══ Dataset excerpts ══
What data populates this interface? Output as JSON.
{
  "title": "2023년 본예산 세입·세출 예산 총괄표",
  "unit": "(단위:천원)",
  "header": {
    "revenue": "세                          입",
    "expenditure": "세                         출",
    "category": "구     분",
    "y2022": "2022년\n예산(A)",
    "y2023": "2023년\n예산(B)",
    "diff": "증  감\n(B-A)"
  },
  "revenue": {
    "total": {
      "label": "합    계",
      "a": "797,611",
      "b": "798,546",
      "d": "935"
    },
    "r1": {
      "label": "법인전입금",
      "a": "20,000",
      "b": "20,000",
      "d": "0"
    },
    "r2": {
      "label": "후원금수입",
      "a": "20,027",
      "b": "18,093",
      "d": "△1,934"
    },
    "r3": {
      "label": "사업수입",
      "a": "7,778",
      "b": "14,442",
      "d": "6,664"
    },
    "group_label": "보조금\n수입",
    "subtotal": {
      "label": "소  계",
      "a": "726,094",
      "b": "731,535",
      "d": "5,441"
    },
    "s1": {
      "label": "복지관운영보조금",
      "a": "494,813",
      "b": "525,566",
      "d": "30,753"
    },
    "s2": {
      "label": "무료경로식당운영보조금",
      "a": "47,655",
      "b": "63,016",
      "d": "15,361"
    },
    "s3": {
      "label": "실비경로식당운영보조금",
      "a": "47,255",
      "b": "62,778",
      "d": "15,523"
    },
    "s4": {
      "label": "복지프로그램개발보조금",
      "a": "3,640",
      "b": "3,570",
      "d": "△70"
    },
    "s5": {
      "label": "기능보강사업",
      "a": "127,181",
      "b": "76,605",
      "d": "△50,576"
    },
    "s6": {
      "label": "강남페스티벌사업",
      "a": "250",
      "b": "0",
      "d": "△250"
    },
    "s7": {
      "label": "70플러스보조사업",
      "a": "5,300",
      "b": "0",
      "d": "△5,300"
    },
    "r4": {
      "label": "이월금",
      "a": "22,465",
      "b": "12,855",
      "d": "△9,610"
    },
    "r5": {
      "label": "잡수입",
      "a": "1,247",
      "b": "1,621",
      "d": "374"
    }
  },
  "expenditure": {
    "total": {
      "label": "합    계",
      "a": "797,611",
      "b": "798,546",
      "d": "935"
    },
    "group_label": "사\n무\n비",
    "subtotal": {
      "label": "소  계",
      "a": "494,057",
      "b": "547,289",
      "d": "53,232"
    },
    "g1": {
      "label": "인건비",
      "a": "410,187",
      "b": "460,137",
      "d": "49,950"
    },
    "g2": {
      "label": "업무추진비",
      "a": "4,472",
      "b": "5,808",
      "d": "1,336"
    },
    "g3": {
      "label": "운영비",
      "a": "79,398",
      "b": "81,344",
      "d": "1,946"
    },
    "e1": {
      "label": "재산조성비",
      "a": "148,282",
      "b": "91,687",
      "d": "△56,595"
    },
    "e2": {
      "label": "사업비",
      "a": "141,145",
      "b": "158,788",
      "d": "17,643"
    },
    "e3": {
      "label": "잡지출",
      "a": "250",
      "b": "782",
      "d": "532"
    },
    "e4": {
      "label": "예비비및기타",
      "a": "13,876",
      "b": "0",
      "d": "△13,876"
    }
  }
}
═══
══ Dataset excerpts ══
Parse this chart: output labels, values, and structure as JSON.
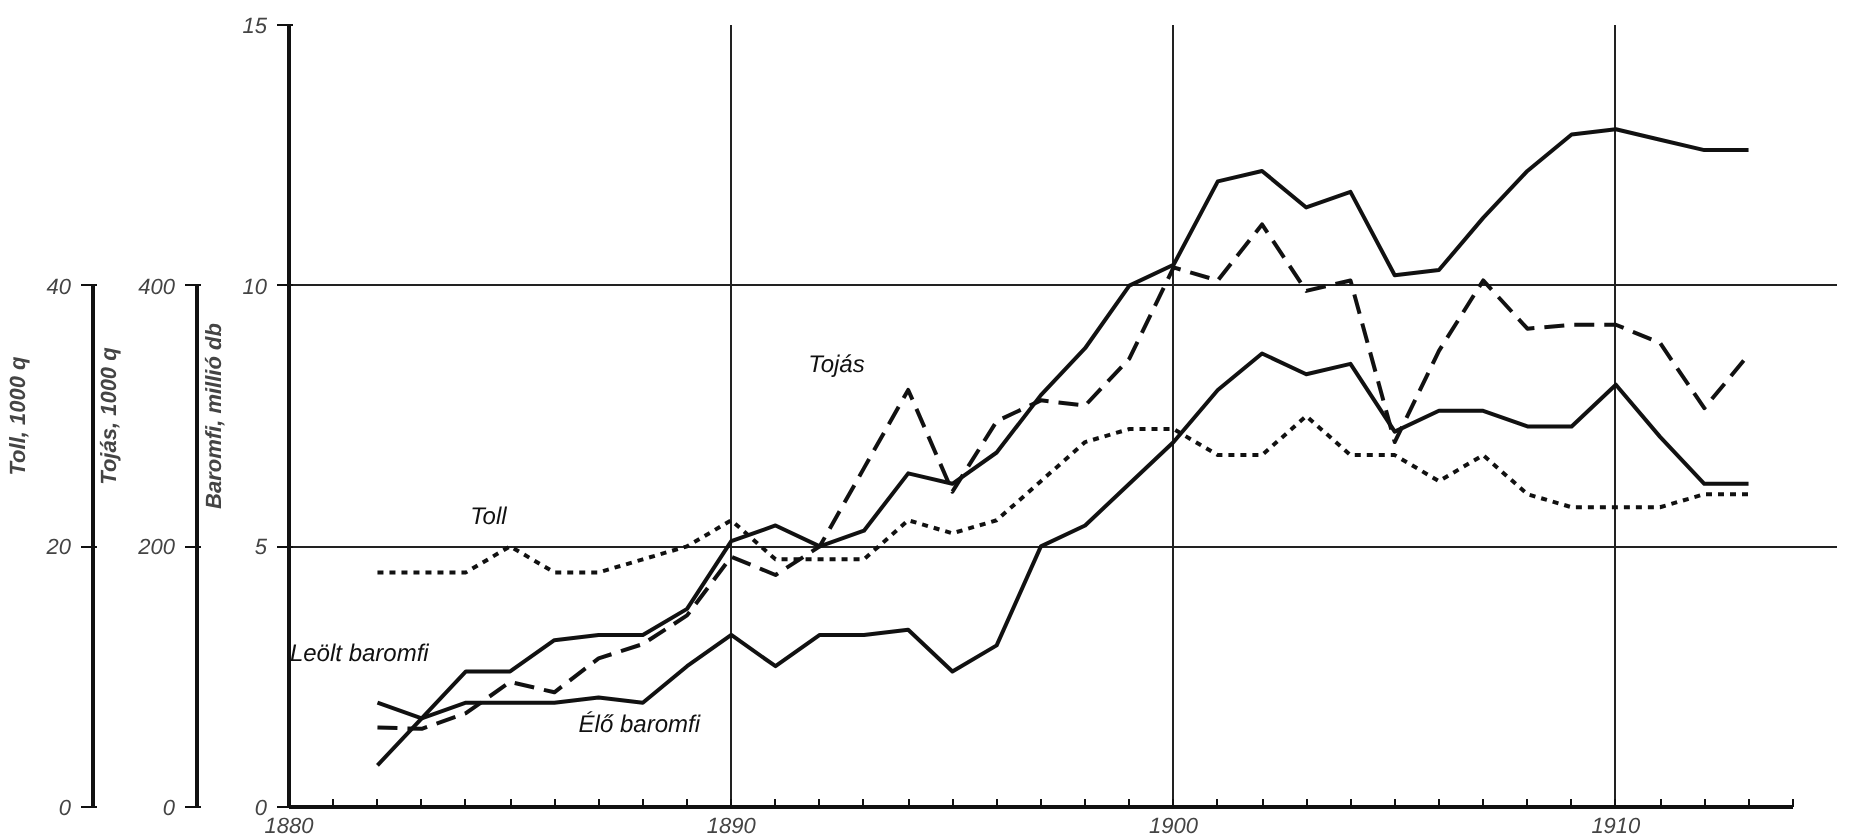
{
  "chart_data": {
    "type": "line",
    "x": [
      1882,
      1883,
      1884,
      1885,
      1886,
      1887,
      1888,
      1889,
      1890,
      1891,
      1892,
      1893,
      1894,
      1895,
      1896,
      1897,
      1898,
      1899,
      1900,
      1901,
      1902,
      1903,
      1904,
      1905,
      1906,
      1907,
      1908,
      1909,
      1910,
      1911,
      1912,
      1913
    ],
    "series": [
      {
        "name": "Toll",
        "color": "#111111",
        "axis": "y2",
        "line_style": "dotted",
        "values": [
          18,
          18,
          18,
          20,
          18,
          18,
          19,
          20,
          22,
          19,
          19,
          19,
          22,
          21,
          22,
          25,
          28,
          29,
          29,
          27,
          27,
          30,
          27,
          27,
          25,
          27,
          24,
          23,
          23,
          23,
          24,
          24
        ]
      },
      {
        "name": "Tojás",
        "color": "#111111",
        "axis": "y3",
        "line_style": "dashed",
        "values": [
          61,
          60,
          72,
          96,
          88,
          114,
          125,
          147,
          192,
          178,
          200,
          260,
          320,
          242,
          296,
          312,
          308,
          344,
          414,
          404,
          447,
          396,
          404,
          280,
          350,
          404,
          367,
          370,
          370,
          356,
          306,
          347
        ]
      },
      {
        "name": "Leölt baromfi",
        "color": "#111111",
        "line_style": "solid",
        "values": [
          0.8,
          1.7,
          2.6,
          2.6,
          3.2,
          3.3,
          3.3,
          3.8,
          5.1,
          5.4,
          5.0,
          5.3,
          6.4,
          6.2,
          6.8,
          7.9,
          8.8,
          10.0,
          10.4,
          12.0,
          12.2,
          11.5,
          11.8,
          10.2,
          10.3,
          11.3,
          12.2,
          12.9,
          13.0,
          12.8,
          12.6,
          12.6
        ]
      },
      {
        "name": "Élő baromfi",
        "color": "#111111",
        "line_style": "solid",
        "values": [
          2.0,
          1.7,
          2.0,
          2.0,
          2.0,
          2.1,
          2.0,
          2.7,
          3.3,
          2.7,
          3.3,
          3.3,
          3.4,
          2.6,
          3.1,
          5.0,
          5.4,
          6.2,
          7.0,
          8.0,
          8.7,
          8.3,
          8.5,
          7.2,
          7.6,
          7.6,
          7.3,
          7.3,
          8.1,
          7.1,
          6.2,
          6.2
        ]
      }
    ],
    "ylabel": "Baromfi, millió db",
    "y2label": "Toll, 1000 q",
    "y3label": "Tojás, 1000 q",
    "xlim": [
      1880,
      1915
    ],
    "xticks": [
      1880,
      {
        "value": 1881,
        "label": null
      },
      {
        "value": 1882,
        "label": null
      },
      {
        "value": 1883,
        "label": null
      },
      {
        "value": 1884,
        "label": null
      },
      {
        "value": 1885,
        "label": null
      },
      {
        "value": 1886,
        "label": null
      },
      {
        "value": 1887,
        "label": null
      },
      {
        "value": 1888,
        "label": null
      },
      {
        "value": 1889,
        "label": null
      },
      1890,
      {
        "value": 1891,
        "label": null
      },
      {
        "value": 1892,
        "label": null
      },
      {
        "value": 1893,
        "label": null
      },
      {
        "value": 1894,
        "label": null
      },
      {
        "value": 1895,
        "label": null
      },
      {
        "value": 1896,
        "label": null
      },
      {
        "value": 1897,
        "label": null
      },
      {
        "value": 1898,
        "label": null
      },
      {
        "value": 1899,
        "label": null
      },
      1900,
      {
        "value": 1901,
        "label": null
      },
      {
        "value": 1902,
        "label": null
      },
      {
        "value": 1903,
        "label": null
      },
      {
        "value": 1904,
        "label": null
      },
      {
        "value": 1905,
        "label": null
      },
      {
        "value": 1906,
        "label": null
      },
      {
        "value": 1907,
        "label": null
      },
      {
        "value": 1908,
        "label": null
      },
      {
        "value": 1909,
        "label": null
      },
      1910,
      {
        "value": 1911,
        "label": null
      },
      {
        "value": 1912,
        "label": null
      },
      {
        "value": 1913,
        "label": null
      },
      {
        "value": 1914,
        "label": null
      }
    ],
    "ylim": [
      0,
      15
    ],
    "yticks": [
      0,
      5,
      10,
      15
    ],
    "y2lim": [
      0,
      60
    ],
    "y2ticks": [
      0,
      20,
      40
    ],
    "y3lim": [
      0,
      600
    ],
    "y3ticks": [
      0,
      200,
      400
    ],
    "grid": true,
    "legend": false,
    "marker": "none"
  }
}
═══
══ Dataset excerpts ══
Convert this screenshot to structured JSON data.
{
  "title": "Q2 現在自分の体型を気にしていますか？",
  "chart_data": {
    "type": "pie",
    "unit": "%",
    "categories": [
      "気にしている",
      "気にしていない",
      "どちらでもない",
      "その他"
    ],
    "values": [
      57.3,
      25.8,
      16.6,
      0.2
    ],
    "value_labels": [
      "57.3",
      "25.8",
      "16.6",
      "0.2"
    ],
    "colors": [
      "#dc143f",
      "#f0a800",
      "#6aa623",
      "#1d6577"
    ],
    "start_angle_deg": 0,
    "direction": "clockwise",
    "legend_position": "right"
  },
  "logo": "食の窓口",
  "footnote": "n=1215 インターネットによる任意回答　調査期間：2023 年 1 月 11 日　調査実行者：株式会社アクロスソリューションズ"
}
═══
- **What this task involves**: State how many lines of the listing above hold the word "title", with nothing but the number.

- **Answer for this exercise**: 2